SHORT EXERCISE - Write out the whole listing, matching it exactly.

DATASET ENTRIES -
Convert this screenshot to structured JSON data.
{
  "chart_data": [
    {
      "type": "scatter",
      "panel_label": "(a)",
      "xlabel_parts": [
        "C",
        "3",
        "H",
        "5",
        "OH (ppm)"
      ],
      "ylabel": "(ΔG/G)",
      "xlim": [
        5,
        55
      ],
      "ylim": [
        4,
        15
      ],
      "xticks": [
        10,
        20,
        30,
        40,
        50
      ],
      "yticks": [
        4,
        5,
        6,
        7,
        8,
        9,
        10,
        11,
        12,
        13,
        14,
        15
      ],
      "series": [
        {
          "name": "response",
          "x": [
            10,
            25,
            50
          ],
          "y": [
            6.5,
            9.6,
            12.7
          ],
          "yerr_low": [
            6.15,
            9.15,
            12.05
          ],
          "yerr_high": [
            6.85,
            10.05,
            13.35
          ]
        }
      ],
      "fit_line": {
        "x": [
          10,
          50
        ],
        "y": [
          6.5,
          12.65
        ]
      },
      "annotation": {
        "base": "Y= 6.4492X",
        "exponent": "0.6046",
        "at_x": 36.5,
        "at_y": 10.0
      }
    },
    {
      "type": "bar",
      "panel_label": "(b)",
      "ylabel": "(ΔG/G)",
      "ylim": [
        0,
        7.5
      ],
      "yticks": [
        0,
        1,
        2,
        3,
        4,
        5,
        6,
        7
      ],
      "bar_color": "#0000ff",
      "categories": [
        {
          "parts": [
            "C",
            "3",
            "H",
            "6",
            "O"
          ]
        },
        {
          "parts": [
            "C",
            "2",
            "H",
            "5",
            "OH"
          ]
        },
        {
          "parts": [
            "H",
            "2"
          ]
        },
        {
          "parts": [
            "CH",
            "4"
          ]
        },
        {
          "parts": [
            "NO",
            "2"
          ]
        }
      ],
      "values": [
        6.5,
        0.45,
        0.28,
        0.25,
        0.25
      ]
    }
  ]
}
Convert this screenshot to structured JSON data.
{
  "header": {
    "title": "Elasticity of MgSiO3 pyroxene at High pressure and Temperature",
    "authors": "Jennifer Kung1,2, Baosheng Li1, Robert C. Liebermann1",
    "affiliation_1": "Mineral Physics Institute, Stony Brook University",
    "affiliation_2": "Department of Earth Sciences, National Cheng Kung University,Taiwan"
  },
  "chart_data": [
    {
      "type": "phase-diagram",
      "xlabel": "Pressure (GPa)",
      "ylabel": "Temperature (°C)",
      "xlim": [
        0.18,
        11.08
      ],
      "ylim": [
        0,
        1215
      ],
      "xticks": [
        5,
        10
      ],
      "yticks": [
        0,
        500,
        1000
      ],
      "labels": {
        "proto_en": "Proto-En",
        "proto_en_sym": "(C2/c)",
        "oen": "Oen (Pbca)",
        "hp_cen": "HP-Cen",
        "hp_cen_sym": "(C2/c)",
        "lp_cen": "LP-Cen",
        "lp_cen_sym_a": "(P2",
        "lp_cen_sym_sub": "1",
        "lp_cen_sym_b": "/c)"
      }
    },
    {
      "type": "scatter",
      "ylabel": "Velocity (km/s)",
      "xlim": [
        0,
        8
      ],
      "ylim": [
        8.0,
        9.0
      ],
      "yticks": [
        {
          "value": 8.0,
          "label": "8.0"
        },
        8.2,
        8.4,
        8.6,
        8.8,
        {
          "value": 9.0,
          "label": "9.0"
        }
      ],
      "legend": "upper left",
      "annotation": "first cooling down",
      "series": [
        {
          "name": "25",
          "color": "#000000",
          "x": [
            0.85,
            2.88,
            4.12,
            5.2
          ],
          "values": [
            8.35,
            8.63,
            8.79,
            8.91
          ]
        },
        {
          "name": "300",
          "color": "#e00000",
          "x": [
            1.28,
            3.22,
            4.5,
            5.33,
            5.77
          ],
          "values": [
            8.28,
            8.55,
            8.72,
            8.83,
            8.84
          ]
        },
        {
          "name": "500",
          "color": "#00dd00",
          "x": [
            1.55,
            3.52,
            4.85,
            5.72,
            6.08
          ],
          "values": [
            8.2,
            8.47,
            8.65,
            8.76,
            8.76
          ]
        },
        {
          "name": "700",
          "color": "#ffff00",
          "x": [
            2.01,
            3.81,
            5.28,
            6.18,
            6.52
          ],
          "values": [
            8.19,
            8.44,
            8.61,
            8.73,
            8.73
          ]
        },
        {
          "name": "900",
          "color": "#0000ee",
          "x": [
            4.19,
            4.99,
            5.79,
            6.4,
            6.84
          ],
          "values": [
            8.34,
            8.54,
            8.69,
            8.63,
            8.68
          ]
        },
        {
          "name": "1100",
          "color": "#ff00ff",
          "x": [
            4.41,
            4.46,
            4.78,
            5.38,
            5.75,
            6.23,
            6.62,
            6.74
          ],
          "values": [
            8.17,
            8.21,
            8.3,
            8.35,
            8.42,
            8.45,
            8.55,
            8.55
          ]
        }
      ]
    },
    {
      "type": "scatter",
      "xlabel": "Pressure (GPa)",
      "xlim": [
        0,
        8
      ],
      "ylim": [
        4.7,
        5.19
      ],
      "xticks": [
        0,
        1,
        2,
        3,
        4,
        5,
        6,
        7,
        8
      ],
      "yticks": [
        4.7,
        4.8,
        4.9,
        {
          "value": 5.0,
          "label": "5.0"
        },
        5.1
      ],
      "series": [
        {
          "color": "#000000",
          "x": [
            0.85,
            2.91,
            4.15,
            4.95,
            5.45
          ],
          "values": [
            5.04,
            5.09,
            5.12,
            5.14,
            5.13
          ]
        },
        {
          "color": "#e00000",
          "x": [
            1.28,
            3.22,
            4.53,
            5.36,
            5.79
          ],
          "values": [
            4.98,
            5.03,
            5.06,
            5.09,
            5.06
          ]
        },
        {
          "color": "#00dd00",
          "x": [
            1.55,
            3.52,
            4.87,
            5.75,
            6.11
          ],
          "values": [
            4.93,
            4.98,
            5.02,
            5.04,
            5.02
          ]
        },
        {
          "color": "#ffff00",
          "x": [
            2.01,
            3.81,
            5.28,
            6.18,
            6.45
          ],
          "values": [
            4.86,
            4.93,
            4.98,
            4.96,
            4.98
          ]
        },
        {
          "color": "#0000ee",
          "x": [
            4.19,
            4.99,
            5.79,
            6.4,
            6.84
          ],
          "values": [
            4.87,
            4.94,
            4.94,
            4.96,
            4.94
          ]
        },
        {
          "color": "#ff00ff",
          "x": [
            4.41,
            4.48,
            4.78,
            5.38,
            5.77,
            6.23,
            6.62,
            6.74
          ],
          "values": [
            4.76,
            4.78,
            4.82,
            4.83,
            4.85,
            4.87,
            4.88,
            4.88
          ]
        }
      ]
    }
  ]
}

THE SOLUTION -
Convert this screenshot to structured JSON data.
{
  "chart_data": [
    {
      "type": "scatter",
      "panel_label": "(a)",
      "xlabel_parts": [
        "C",
        "3",
        "H",
        "5",
        "OH (ppm)"
      ],
      "ylabel": "(ΔG/G)",
      "xlim": [
        5,
        55
      ],
      "ylim": [
        4,
        15
      ],
      "xticks": [
        10,
        20,
        30,
        40,
        50
      ],
      "yticks": [
        4,
        5,
        6,
        7,
        8,
        9,
        10,
        11,
        12,
        13,
        14,
        15
      ],
      "series": [
        {
          "name": "response",
          "x": [
            10,
            25,
            50
          ],
          "y": [
            6.5,
            9.6,
            12.7
          ],
          "yerr_low": [
            6.15,
            9.15,
            12.05
          ],
          "yerr_high": [
            6.85,
            10.05,
            13.35
          ]
        }
      ],
      "fit_line": {
        "x": [
          10,
          50
        ],
        "y": [
          6.5,
          12.65
        ]
      },
      "annotation": {
        "base": "Y= 6.4492X",
        "exponent": "0.6046",
        "at_x": 36.5,
        "at_y": 10.0
      }
    },
    {
      "type": "bar",
      "panel_label": "(b)",
      "ylabel": "(ΔG/G)",
      "ylim": [
        0,
        7.5
      ],
      "yticks": [
        0,
        1,
        2,
        3,
        4,
        5,
        6,
        7
      ],
      "bar_color": "#0000ff",
      "categories": [
        {
          "parts": [
            "C",
            "3",
            "H",
            "6",
            "O"
          ]
        },
        {
          "parts": [
            "C",
            "2",
            "H",
            "5",
            "OH"
          ]
        },
        {
          "parts": [
            "H",
            "2"
          ]
        },
        {
          "parts": [
            "CH",
            "4"
          ]
        },
        {
          "parts": [
            "NO",
            "2"
          ]
        }
      ],
      "values": [
        6.5,
        0.45,
        0.28,
        0.25,
        0.25
      ]
    }
  ]
}
Convert this screenshot to structured JSON data.
{
  "header": {
    "title": "Elasticity of MgSiO3 pyroxene at High pressure and Temperature",
    "authors": "Jennifer Kung1,2, Baosheng Li1, Robert C. Liebermann1",
    "affiliation_1": "Mineral Physics Institute, Stony Brook University",
    "affiliation_2": "Department of Earth Sciences, National Cheng Kung University,Taiwan"
  },
  "chart_data": [
    {
      "type": "phase-diagram",
      "xlabel": "Pressure (GPa)",
      "ylabel": "Temperature (°C)",
      "xlim": [
        0.18,
        11.08
      ],
      "ylim": [
        0,
        1215
      ],
      "xticks": [
        5,
        10
      ],
      "yticks": [
        0,
        500,
        1000
      ],
      "labels": {
        "proto_en": "Proto-En",
        "proto_en_sym": "(C2/c)",
        "oen": "Oen (Pbca)",
        "hp_cen": "HP-Cen",
        "hp_cen_sym": "(C2/c)",
        "lp_cen": "LP-Cen",
        "lp_cen_sym_a": "(P2",
        "lp_cen_sym_sub": "1",
        "lp_cen_sym_b": "/c)"
      }
    },
    {
      "type": "scatter",
      "ylabel": "Velocity (km/s)",
      "xlim": [
        0,
        8
      ],
      "ylim": [
        8.0,
        9.0
      ],
      "yticks": [
        {
          "value": 8.0,
          "label": "8.0"
        },
        8.2,
        8.4,
        8.6,
        8.8,
        {
          "value": 9.0,
          "label": "9.0"
        }
      ],
      "legend": "upper left",
      "annotation": "first cooling down",
      "series": [
        {
          "name": "25",
          "color": "#000000",
          "x": [
            0.85,
            2.88,
            4.12,
            5.2
          ],
          "values": [
            8.35,
            8.63,
            8.79,
            8.91
          ]
        },
        {
          "name": "300",
          "color": "#e00000",
          "x": [
            1.28,
            3.22,
            4.5,
            5.33,
            5.77
          ],
          "values": [
            8.28,
            8.55,
            8.72,
            8.83,
            8.84
          ]
        },
        {
          "name": "500",
          "color": "#00dd00",
          "x": [
            1.55,
            3.52,
            4.85,
            5.72,
            6.08
          ],
          "values": [
            8.2,
            8.47,
            8.65,
            8.76,
            8.76
          ]
        },
        {
          "name": "700",
          "color": "#ffff00",
          "x": [
            2.01,
            3.81,
            5.28,
            6.18,
            6.52
          ],
          "values": [
            8.19,
            8.44,
            8.61,
            8.73,
            8.73
          ]
        },
        {
          "name": "900",
          "color": "#0000ee",
          "x": [
            4.19,
            4.99,
            5.79,
            6.4,
            6.84
          ],
          "values": [
            8.34,
            8.54,
            8.69,
            8.63,
            8.68
          ]
        },
        {
          "name": "1100",
          "color": "#ff00ff",
          "x": [
            4.41,
            4.46,
            4.78,
            5.38,
            5.75,
            6.23,
            6.62,
            6.74
          ],
          "values": [
            8.17,
            8.21,
            8.3,
            8.35,
            8.42,
            8.45,
            8.55,
            8.55
          ]
        }
      ]
    },
    {
      "type": "scatter",
      "xlabel": "Pressure (GPa)",
      "xlim": [
        0,
        8
      ],
      "ylim": [
        4.7,
        5.19
      ],
      "xticks": [
        0,
        1,
        2,
        3,
        4,
        5,
        6,
        7,
        8
      ],
      "yticks": [
        4.7,
        4.8,
        4.9,
        {
          "value": 5.0,
          "label": "5.0"
        },
        5.1
      ],
      "series": [
        {
          "color": "#000000",
          "x": [
            0.85,
            2.91,
            4.15,
            4.95,
            5.45
          ],
          "values": [
            5.04,
            5.09,
            5.12,
            5.14,
            5.13
          ]
        },
        {
          "color": "#e00000",
          "x": [
            1.28,
            3.22,
            4.53,
            5.36,
            5.79
          ],
          "values": [
            4.98,
            5.03,
            5.06,
            5.09,
            5.06
          ]
        },
        {
          "color": "#00dd00",
          "x": [
            1.55,
            3.52,
            4.87,
            5.75,
            6.11
          ],
          "values": [
            4.93,
            4.98,
            5.02,
            5.04,
            5.02
          ]
        },
        {
          "color": "#ffff00",
          "x": [
            2.01,
            3.81,
            5.28,
            6.18,
            6.45
          ],
          "values": [
            4.86,
            4.93,
            4.98,
            4.96,
            4.98
          ]
        },
        {
          "color": "#0000ee",
          "x": [
            4.19,
            4.99,
            5.79,
            6.4,
            6.84
          ],
          "values": [
            4.87,
            4.94,
            4.94,
            4.96,
            4.94
          ]
        },
        {
          "color": "#ff00ff",
          "x": [
            4.41,
            4.48,
            4.78,
            5.38,
            5.77,
            6.23,
            6.62,
            6.74
          ],
          "values": [
            4.76,
            4.78,
            4.82,
            4.83,
            4.85,
            4.87,
            4.88,
            4.88
          ]
        }
      ]
    }
  ]
}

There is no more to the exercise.